> _Task goal_
Find every line containing the word "JSON" in the records below; report only how many there are.

Raw records:
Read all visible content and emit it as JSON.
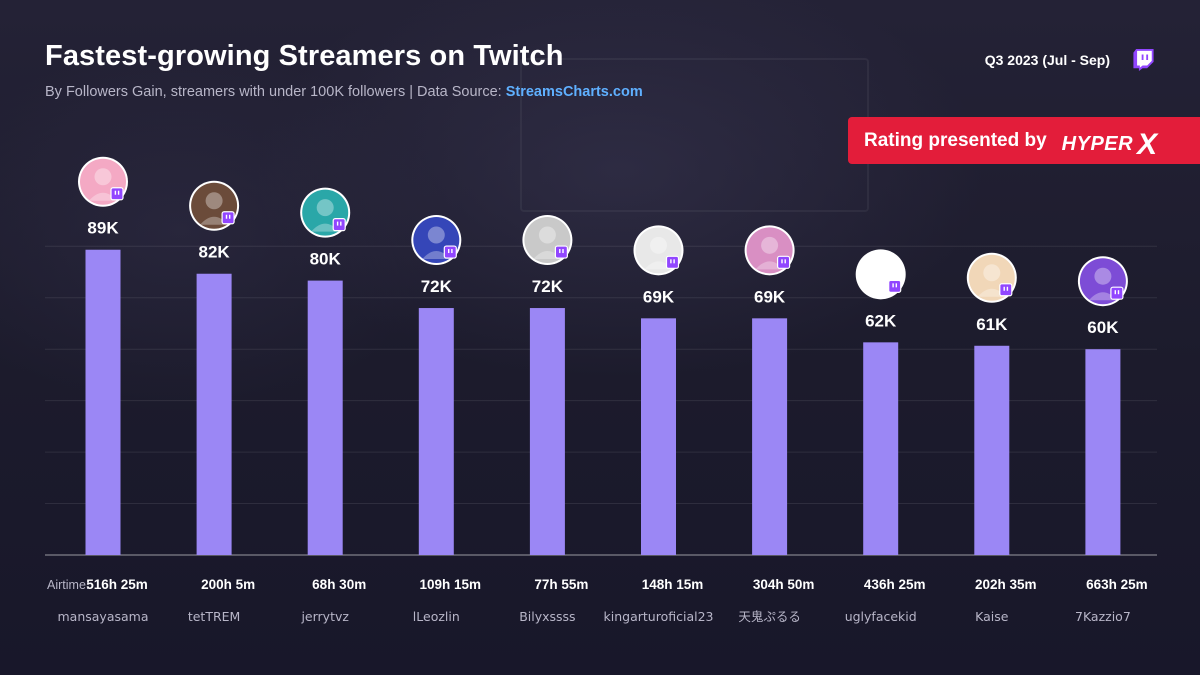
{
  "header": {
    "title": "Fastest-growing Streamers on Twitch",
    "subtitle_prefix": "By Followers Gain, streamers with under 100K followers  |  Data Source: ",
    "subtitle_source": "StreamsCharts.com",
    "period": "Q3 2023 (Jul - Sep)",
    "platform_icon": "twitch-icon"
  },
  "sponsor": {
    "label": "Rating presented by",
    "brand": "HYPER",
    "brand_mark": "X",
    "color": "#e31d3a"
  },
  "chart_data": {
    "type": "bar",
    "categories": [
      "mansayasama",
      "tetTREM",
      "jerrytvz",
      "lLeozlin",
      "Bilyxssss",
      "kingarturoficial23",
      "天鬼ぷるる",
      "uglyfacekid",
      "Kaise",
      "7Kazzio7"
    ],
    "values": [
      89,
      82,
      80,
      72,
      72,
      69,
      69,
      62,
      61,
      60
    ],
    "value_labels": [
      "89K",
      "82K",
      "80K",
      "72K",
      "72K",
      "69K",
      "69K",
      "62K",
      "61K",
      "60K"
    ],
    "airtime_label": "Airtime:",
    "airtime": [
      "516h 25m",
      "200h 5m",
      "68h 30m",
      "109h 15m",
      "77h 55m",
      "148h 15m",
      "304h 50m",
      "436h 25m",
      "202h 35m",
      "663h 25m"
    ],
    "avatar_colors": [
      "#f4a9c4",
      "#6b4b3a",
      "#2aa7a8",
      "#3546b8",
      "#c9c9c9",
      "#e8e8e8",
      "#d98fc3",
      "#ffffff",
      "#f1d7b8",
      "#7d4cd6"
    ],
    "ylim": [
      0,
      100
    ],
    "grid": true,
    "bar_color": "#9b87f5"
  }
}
==
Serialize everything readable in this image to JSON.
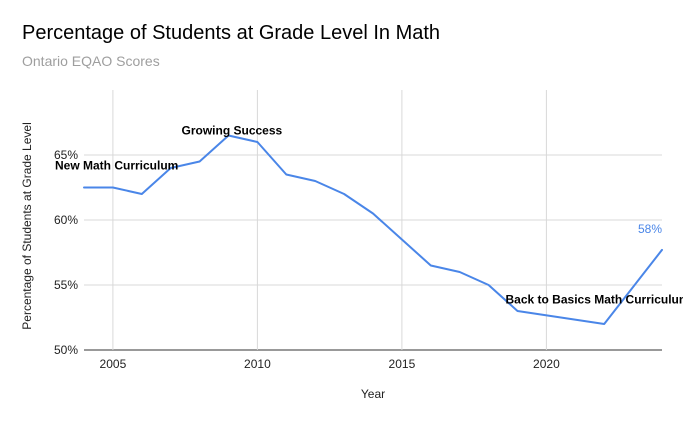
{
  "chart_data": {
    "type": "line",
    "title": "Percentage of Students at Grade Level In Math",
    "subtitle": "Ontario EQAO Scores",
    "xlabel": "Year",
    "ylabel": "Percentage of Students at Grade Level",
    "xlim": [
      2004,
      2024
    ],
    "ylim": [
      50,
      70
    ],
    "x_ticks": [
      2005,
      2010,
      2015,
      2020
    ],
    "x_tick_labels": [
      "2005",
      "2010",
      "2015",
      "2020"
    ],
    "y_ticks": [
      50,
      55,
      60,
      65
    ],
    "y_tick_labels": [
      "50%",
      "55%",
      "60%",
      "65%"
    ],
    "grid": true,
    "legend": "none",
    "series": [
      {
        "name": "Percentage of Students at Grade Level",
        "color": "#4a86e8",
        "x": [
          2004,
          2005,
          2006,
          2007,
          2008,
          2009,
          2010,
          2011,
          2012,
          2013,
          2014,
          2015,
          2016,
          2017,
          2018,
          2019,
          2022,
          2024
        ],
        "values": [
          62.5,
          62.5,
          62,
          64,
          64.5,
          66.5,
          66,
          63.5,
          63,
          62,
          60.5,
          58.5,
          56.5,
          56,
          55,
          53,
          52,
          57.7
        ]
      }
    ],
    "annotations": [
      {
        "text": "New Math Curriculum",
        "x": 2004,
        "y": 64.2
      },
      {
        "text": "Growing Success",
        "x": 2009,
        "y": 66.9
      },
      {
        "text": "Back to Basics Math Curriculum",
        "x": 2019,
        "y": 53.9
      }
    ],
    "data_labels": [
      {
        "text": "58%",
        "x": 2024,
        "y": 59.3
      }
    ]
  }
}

> _Reply_
2